──────── RECORDS ────────
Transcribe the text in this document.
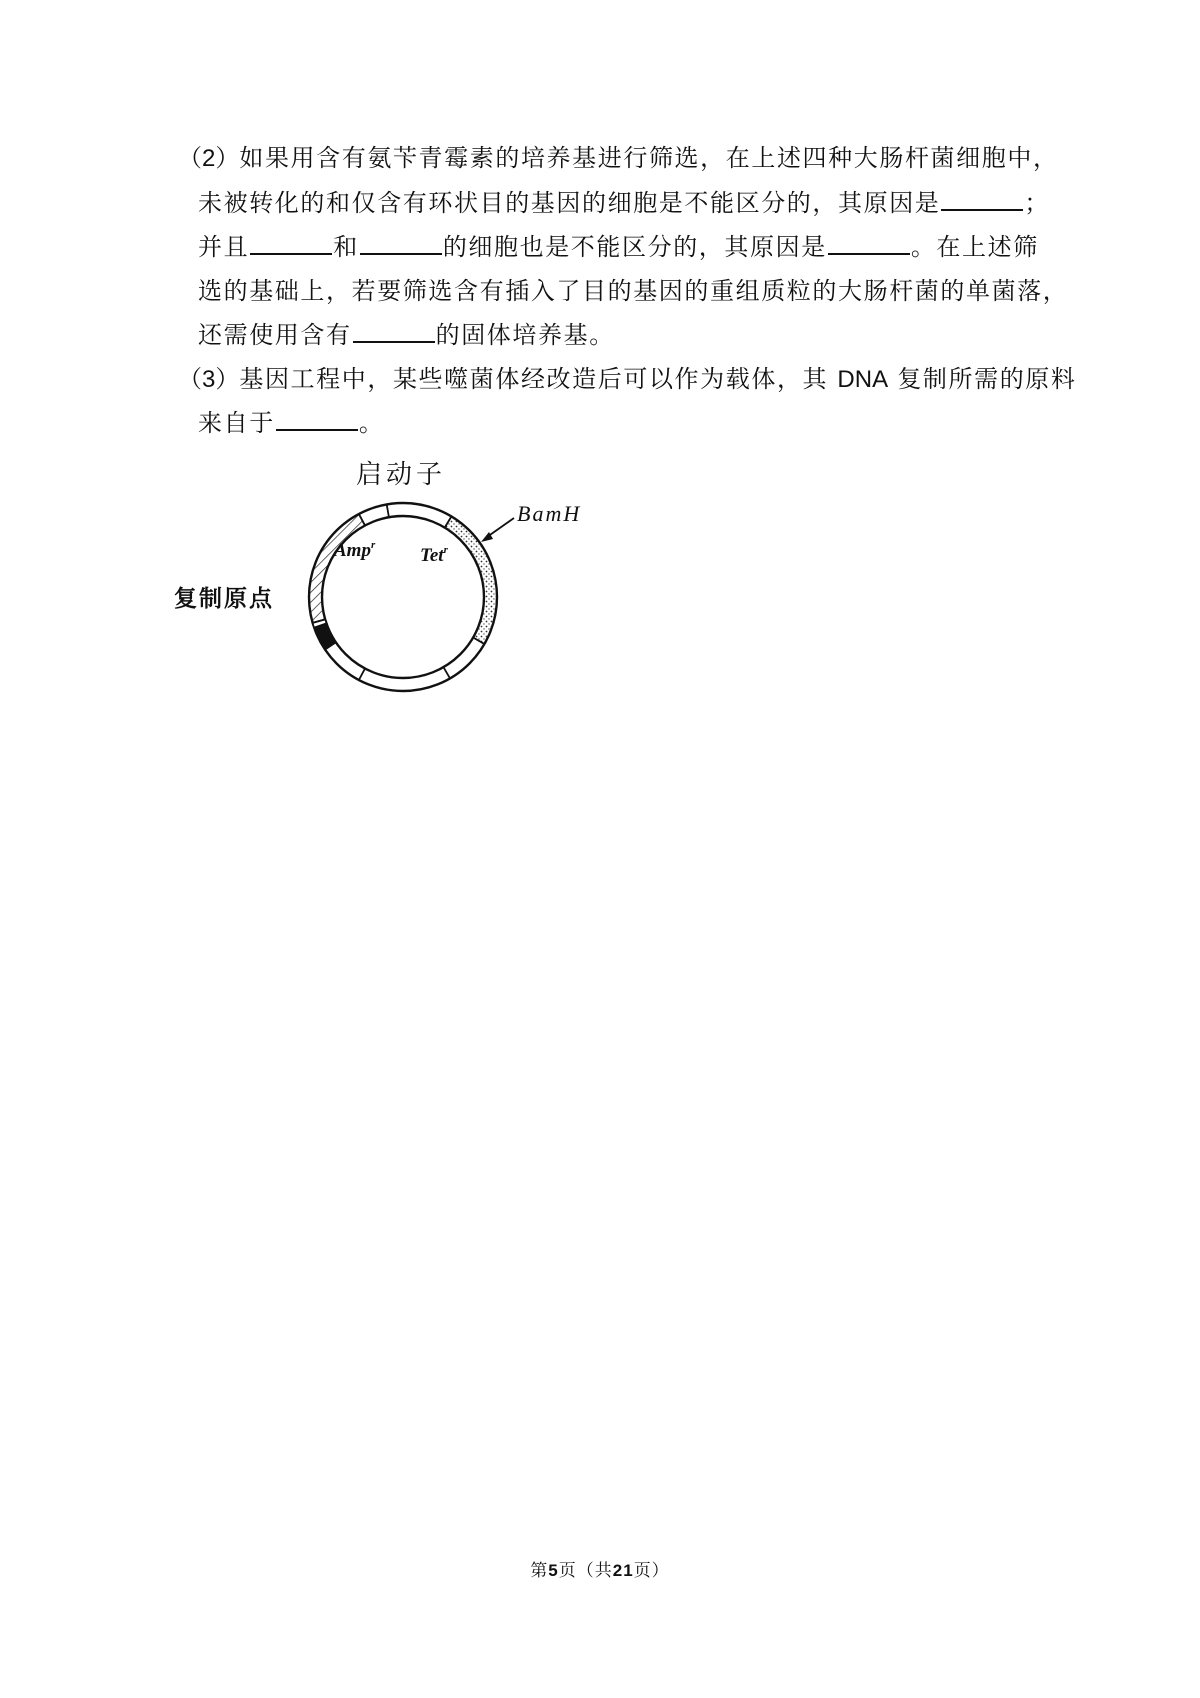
（2）如果用含有氨苄青霉素的培养基进行筛选，在上述四种大肠杆菌细胞中，
未被转化的和仅含有环状目的基因的细胞是不能区分的，其原因是	；
并且	和	的细胞也是不能区分的，其原因是	。在上述筛
选的基础上，若要筛选含有插入了目的基因的重组质粒的大肠杆菌的单菌落，
还需使用含有	的固体培养基。
（3）基因工程中，某些噬菌体经改造后可以作为载体，其 DNA 复制所需的原料
来自于	。
启动子
BamH
Amp$^r$ Tet$^r$
复制原点
第5页（共21页）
────────
Identify all lines where the word "其原因是" shows up. Copy them.

未被转化的和仅含有环状目的基因的细胞是不能区分的，其原因是	；
并且	和	的细胞也是不能区分的，其原因是	。在上述筛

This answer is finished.